Material shown
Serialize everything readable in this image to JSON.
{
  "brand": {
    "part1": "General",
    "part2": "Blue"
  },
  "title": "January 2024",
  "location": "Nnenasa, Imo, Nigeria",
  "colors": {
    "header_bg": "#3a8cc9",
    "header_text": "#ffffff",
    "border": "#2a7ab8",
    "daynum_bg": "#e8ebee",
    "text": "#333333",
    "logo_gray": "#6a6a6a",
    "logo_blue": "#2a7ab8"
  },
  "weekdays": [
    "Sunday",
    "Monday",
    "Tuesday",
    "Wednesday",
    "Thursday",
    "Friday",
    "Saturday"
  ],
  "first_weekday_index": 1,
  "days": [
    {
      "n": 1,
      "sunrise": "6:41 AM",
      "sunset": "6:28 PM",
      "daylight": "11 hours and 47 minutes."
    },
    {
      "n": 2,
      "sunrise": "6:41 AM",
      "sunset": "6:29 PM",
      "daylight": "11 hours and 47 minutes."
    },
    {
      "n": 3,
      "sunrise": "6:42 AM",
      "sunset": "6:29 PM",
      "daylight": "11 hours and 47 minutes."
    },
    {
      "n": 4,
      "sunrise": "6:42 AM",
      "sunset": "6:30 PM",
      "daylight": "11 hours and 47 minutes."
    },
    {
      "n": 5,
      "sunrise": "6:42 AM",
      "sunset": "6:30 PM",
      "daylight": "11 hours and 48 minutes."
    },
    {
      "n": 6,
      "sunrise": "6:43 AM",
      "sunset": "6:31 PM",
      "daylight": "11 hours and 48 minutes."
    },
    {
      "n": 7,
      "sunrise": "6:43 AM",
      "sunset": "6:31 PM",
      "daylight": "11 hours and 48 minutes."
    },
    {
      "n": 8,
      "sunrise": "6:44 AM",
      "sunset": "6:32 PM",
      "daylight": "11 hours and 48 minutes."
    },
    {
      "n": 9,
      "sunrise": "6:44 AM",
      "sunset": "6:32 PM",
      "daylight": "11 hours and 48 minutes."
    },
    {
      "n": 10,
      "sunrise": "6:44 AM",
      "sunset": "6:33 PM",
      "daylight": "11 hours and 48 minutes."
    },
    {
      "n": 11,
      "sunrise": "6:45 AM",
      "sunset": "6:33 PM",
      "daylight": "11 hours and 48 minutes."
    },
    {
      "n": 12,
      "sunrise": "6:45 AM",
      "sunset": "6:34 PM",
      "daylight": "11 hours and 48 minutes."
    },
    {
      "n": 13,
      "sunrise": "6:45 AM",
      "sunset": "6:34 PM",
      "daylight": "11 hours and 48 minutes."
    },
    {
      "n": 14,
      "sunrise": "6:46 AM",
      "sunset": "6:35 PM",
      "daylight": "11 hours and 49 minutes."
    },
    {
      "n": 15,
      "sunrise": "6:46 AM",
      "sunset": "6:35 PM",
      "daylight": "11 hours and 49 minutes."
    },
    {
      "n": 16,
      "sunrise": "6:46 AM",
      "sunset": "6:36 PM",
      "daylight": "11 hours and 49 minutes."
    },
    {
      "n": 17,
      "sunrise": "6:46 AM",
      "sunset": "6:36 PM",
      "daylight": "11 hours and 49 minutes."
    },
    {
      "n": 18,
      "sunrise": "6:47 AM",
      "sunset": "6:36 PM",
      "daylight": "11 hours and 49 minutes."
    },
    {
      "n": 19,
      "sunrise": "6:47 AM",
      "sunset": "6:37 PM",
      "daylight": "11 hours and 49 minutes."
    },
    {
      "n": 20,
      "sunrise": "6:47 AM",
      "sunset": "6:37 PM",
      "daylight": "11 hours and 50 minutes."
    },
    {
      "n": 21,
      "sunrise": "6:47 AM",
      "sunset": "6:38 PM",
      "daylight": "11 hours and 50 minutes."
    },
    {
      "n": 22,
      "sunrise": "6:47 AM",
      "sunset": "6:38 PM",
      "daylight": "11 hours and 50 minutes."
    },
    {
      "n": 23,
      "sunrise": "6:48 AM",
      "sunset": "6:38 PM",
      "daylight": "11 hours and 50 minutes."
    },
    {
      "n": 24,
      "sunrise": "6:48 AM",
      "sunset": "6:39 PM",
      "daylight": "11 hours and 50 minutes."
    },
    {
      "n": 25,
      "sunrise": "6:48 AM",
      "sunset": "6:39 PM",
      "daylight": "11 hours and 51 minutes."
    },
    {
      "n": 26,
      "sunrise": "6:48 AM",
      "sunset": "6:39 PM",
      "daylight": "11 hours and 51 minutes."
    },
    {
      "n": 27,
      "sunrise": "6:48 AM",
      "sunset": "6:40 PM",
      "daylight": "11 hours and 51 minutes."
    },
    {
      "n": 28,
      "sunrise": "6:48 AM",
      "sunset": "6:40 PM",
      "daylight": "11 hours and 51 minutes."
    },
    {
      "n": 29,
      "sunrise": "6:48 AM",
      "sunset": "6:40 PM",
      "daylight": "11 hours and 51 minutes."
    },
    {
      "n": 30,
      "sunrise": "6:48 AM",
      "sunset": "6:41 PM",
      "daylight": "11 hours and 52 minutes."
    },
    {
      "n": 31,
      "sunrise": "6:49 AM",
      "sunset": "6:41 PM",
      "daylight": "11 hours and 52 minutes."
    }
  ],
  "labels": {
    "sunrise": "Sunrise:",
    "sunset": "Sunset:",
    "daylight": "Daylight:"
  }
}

Job
Write every line of the material above again, exactly.

Answer below
Serialize everything readable in this image to JSON.
{
  "brand": {
    "part1": "General",
    "part2": "Blue"
  },
  "title": "January 2024",
  "location": "Nnenasa, Imo, Nigeria",
  "colors": {
    "header_bg": "#3a8cc9",
    "header_text": "#ffffff",
    "border": "#2a7ab8",
    "daynum_bg": "#e8ebee",
    "text": "#333333",
    "logo_gray": "#6a6a6a",
    "logo_blue": "#2a7ab8"
  },
  "weekdays": [
    "Sunday",
    "Monday",
    "Tuesday",
    "Wednesday",
    "Thursday",
    "Friday",
    "Saturday"
  ],
  "first_weekday_index": 1,
  "days": [
    {
      "n": 1,
      "sunrise": "6:41 AM",
      "sunset": "6:28 PM",
      "daylight": "11 hours and 47 minutes."
    },
    {
      "n": 2,
      "sunrise": "6:41 AM",
      "sunset": "6:29 PM",
      "daylight": "11 hours and 47 minutes."
    },
    {
      "n": 3,
      "sunrise": "6:42 AM",
      "sunset": "6:29 PM",
      "daylight": "11 hours and 47 minutes."
    },
    {
      "n": 4,
      "sunrise": "6:42 AM",
      "sunset": "6:30 PM",
      "daylight": "11 hours and 47 minutes."
    },
    {
      "n": 5,
      "sunrise": "6:42 AM",
      "sunset": "6:30 PM",
      "daylight": "11 hours and 48 minutes."
    },
    {
      "n": 6,
      "sunrise": "6:43 AM",
      "sunset": "6:31 PM",
      "daylight": "11 hours and 48 minutes."
    },
    {
      "n": 7,
      "sunrise": "6:43 AM",
      "sunset": "6:31 PM",
      "daylight": "11 hours and 48 minutes."
    },
    {
      "n": 8,
      "sunrise": "6:44 AM",
      "sunset": "6:32 PM",
      "daylight": "11 hours and 48 minutes."
    },
    {
      "n": 9,
      "sunrise": "6:44 AM",
      "sunset": "6:32 PM",
      "daylight": "11 hours and 48 minutes."
    },
    {
      "n": 10,
      "sunrise": "6:44 AM",
      "sunset": "6:33 PM",
      "daylight": "11 hours and 48 minutes."
    },
    {
      "n": 11,
      "sunrise": "6:45 AM",
      "sunset": "6:33 PM",
      "daylight": "11 hours and 48 minutes."
    },
    {
      "n": 12,
      "sunrise": "6:45 AM",
      "sunset": "6:34 PM",
      "daylight": "11 hours and 48 minutes."
    },
    {
      "n": 13,
      "sunrise": "6:45 AM",
      "sunset": "6:34 PM",
      "daylight": "11 hours and 48 minutes."
    },
    {
      "n": 14,
      "sunrise": "6:46 AM",
      "sunset": "6:35 PM",
      "daylight": "11 hours and 49 minutes."
    },
    {
      "n": 15,
      "sunrise": "6:46 AM",
      "sunset": "6:35 PM",
      "daylight": "11 hours and 49 minutes."
    },
    {
      "n": 16,
      "sunrise": "6:46 AM",
      "sunset": "6:36 PM",
      "daylight": "11 hours and 49 minutes."
    },
    {
      "n": 17,
      "sunrise": "6:46 AM",
      "sunset": "6:36 PM",
      "daylight": "11 hours and 49 minutes."
    },
    {
      "n": 18,
      "sunrise": "6:47 AM",
      "sunset": "6:36 PM",
      "daylight": "11 hours and 49 minutes."
    },
    {
      "n": 19,
      "sunrise": "6:47 AM",
      "sunset": "6:37 PM",
      "daylight": "11 hours and 49 minutes."
    },
    {
      "n": 20,
      "sunrise": "6:47 AM",
      "sunset": "6:37 PM",
      "daylight": "11 hours and 50 minutes."
    },
    {
      "n": 21,
      "sunrise": "6:47 AM",
      "sunset": "6:38 PM",
      "daylight": "11 hours and 50 minutes."
    },
    {
      "n": 22,
      "sunrise": "6:47 AM",
      "sunset": "6:38 PM",
      "daylight": "11 hours and 50 minutes."
    },
    {
      "n": 23,
      "sunrise": "6:48 AM",
      "sunset": "6:38 PM",
      "daylight": "11 hours and 50 minutes."
    },
    {
      "n": 24,
      "sunrise": "6:48 AM",
      "sunset": "6:39 PM",
      "daylight": "11 hours and 50 minutes."
    },
    {
      "n": 25,
      "sunrise": "6:48 AM",
      "sunset": "6:39 PM",
      "daylight": "11 hours and 51 minutes."
    },
    {
      "n": 26,
      "sunrise": "6:48 AM",
      "sunset": "6:39 PM",
      "daylight": "11 hours and 51 minutes."
    },
    {
      "n": 27,
      "sunrise": "6:48 AM",
      "sunset": "6:40 PM",
      "daylight": "11 hours and 51 minutes."
    },
    {
      "n": 28,
      "sunrise": "6:48 AM",
      "sunset": "6:40 PM",
      "daylight": "11 hours and 51 minutes."
    },
    {
      "n": 29,
      "sunrise": "6:48 AM",
      "sunset": "6:40 PM",
      "daylight": "11 hours and 51 minutes."
    },
    {
      "n": 30,
      "sunrise": "6:48 AM",
      "sunset": "6:41 PM",
      "daylight": "11 hours and 52 minutes."
    },
    {
      "n": 31,
      "sunrise": "6:49 AM",
      "sunset": "6:41 PM",
      "daylight": "11 hours and 52 minutes."
    }
  ],
  "labels": {
    "sunrise": "Sunrise:",
    "sunset": "Sunset:",
    "daylight": "Daylight:"
  }
}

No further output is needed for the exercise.